Written task: Determine the number of lines that have the string "text" in them, and give only that number.

Records shown:
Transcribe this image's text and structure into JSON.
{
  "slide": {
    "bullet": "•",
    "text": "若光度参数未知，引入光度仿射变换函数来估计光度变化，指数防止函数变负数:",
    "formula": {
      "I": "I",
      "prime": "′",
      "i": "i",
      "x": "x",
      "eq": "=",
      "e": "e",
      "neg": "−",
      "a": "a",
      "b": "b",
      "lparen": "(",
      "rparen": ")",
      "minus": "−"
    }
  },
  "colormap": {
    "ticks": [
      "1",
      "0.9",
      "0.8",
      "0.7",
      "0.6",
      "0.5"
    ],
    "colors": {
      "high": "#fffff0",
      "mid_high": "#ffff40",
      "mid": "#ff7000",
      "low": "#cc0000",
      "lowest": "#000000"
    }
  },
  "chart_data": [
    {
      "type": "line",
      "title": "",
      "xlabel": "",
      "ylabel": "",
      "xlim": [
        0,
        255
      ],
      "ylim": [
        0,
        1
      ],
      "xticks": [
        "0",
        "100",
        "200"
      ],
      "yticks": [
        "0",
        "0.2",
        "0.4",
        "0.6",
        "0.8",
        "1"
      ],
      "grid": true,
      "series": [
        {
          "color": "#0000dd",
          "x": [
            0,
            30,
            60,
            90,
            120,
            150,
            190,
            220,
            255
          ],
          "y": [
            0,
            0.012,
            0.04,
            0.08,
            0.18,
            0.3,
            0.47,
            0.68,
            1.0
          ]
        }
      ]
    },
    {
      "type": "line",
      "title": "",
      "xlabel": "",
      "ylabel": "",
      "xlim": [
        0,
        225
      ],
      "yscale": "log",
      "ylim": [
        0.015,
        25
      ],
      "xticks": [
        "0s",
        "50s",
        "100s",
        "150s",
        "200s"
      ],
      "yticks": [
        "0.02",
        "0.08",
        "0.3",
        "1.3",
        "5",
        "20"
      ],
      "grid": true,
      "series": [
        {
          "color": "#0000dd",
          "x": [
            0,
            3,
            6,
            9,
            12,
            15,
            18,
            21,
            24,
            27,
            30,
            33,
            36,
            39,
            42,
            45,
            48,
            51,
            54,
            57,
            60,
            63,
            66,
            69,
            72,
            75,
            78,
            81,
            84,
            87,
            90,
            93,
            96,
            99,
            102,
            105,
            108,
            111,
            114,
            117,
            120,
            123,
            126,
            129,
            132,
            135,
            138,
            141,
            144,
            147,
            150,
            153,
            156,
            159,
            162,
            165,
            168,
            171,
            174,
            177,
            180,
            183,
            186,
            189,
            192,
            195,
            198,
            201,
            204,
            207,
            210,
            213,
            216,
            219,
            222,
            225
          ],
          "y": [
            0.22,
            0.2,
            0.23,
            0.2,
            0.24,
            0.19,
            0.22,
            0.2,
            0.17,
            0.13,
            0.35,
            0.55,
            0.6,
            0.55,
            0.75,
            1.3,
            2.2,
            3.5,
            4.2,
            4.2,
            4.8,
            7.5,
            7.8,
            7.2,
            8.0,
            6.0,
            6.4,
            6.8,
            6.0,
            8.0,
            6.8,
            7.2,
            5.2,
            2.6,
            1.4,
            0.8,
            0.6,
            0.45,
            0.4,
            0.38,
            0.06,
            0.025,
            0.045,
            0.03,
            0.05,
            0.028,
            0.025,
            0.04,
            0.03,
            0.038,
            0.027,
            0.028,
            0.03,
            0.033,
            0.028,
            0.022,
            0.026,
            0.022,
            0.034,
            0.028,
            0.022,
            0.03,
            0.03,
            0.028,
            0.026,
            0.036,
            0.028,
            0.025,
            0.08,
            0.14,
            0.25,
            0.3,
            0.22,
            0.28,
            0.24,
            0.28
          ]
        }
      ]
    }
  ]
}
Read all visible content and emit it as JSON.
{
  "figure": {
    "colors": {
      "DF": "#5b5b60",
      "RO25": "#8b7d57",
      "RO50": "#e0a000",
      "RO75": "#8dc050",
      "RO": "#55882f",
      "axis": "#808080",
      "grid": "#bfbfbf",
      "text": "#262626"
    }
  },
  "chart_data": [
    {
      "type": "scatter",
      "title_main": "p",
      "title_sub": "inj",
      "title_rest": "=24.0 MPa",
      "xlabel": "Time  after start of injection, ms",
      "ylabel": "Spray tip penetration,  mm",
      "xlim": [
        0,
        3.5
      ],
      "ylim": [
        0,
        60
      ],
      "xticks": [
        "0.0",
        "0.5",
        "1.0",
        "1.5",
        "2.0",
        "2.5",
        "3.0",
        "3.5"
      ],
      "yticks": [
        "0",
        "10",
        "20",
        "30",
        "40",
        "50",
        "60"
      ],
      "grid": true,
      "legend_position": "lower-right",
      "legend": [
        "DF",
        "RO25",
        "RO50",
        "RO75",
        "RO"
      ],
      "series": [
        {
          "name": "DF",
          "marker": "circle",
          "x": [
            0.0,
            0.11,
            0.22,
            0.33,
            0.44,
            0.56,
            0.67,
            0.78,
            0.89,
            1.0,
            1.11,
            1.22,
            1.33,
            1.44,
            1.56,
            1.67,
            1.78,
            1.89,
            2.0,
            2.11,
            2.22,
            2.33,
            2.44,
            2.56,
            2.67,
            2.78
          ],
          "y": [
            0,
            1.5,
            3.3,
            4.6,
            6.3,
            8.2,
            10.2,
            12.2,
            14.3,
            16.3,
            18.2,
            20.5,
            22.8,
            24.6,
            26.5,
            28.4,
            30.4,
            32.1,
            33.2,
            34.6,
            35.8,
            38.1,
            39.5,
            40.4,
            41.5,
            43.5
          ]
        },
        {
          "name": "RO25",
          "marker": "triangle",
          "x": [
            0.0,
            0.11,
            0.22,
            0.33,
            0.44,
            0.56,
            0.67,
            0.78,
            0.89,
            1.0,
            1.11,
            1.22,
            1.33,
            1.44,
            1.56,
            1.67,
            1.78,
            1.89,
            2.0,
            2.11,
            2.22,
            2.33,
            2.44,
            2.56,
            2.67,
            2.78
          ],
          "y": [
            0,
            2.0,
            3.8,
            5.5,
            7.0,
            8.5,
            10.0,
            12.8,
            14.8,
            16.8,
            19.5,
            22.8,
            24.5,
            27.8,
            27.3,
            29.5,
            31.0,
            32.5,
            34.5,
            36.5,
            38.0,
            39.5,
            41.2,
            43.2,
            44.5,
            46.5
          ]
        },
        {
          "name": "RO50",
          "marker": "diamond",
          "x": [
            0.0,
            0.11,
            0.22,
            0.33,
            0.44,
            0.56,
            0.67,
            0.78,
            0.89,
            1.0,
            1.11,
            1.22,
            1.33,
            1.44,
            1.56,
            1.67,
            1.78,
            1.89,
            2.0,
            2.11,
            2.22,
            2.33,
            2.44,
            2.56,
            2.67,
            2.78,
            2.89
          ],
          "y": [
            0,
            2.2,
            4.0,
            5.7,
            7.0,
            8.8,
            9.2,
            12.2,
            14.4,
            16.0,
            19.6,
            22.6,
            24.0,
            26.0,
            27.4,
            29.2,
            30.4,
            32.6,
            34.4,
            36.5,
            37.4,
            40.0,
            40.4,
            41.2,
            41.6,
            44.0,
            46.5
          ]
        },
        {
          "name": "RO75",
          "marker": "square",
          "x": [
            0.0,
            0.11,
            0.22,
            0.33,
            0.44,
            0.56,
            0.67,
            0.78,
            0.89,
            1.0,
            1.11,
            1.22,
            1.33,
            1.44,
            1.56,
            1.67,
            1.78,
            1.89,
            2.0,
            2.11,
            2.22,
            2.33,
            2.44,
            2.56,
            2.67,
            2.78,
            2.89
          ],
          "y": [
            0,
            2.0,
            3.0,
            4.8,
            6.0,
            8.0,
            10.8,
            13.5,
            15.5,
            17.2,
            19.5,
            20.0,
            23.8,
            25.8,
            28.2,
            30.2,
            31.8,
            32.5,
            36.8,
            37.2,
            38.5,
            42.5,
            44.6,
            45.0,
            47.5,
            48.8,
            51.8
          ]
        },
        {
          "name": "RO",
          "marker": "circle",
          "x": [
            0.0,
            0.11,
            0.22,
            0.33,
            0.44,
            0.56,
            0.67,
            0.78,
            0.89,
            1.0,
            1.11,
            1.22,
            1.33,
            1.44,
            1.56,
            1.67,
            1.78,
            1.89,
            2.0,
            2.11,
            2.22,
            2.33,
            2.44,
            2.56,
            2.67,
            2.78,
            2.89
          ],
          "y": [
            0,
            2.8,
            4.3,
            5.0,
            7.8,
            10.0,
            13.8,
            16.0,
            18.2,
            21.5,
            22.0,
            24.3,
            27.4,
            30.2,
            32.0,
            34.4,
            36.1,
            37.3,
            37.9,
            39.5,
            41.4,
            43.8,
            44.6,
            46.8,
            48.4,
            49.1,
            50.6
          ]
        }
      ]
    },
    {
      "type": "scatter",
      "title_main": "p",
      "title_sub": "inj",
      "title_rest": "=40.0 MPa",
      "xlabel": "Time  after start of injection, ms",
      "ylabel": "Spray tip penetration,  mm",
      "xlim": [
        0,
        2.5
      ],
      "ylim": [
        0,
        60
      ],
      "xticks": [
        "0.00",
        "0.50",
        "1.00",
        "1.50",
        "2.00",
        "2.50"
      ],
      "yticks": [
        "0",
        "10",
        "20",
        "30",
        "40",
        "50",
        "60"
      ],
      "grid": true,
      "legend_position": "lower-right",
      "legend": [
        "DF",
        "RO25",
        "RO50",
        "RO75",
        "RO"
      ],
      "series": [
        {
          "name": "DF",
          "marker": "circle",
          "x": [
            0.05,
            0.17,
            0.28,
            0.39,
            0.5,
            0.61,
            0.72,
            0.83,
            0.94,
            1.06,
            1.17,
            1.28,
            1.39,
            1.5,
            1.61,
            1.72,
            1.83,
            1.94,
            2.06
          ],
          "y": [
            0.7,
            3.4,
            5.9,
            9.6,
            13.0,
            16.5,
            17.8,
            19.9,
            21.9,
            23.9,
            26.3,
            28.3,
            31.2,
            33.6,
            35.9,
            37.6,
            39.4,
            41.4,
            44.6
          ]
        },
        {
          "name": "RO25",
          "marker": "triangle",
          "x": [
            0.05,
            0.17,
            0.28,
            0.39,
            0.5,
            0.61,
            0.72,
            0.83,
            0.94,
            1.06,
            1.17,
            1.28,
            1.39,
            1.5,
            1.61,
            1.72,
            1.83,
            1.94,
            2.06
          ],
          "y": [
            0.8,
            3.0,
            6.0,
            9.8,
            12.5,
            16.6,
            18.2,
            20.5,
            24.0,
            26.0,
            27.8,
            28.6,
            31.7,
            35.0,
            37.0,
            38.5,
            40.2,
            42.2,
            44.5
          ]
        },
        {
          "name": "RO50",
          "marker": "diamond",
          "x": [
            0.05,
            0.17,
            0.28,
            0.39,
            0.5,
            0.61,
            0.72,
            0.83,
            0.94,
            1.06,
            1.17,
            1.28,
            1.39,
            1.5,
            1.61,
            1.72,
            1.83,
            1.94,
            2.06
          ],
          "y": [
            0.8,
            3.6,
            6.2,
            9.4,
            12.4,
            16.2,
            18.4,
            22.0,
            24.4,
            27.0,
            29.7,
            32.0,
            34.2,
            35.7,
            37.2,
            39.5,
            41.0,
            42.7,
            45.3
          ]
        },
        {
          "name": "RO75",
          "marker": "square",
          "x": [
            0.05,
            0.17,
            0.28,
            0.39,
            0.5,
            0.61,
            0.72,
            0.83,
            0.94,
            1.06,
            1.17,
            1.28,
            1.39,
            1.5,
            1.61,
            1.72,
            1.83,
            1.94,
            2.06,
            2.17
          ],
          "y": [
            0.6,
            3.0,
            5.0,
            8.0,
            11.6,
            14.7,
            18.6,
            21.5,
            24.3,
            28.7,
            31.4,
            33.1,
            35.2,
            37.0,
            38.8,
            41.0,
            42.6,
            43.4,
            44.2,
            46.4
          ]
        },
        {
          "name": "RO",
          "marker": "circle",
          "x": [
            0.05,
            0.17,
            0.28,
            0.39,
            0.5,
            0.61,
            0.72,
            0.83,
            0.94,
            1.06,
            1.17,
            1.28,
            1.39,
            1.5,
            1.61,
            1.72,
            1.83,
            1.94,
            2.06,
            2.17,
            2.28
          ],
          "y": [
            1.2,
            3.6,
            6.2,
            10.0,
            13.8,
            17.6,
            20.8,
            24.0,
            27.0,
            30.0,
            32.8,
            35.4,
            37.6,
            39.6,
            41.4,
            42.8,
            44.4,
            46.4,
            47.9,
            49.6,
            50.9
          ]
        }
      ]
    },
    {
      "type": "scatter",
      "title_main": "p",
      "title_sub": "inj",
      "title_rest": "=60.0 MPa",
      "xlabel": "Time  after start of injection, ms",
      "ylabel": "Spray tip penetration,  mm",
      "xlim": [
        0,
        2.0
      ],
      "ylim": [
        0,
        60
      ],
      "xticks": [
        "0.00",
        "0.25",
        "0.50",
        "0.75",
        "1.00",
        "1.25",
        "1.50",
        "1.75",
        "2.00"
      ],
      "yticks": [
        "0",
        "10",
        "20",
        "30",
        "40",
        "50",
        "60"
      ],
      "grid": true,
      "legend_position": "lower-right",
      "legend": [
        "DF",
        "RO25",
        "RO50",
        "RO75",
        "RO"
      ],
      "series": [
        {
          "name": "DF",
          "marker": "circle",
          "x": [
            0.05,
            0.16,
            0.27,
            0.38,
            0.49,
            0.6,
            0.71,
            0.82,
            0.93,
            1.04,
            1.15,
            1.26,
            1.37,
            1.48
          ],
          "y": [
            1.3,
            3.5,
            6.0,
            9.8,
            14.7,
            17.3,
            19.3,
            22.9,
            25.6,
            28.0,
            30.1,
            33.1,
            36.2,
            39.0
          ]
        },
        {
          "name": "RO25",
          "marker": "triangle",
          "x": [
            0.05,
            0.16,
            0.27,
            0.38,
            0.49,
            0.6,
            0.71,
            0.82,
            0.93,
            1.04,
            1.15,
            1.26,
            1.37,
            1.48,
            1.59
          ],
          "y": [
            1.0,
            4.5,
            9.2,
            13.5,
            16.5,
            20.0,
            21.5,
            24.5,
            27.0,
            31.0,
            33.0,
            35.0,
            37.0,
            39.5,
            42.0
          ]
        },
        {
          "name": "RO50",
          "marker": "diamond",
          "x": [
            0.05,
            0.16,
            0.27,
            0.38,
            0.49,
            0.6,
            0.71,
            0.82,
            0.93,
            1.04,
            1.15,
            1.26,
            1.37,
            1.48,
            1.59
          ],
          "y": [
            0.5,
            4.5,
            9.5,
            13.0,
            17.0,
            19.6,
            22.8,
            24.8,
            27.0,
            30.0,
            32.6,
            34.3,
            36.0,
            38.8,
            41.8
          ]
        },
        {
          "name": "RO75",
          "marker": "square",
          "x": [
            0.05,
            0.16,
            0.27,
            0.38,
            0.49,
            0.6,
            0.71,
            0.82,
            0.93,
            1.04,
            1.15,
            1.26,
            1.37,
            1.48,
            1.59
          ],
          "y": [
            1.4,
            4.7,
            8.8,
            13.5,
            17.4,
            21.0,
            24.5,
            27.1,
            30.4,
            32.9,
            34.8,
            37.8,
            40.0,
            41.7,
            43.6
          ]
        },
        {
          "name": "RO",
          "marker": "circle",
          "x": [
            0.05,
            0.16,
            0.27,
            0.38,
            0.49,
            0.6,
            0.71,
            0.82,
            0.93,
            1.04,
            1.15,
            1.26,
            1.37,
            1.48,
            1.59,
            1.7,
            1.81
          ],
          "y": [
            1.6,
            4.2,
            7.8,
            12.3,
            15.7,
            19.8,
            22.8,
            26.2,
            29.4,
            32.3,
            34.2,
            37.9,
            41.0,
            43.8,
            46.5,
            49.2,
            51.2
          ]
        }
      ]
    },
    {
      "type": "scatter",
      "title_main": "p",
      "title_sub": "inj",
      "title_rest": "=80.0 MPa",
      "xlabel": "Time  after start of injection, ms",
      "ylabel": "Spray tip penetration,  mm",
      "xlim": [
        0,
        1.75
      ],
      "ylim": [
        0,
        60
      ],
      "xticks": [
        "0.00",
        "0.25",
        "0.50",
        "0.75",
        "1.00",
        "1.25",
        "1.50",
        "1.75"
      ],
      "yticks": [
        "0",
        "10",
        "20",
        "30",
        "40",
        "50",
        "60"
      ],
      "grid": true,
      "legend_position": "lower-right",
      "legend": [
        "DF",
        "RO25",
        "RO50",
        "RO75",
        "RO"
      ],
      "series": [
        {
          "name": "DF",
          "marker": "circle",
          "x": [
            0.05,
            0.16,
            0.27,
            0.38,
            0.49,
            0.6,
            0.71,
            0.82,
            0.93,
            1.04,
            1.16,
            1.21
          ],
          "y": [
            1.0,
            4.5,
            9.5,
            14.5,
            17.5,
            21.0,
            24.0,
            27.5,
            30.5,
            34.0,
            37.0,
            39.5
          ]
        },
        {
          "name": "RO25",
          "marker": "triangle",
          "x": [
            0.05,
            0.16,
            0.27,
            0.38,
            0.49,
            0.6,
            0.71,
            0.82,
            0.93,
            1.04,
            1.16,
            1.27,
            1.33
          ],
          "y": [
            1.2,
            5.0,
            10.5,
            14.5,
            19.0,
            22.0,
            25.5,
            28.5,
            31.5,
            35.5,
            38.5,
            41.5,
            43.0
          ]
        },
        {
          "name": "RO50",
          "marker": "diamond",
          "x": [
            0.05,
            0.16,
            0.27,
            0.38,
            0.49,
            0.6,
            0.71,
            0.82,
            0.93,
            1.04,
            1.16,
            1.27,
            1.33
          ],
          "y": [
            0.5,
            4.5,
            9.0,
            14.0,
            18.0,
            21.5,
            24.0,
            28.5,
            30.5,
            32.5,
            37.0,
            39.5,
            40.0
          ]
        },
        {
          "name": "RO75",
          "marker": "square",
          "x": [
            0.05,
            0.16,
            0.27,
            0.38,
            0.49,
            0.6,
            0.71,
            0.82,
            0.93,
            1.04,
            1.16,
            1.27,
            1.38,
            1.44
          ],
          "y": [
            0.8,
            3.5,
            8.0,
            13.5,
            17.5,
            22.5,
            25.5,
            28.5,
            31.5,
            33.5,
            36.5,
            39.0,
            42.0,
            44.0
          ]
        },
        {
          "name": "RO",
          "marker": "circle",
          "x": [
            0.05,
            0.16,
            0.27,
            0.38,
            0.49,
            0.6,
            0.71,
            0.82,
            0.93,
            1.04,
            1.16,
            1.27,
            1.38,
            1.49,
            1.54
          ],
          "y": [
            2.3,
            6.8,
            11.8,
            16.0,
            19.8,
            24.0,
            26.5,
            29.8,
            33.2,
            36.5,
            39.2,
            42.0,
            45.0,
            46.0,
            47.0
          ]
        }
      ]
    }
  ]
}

Answer in full: 3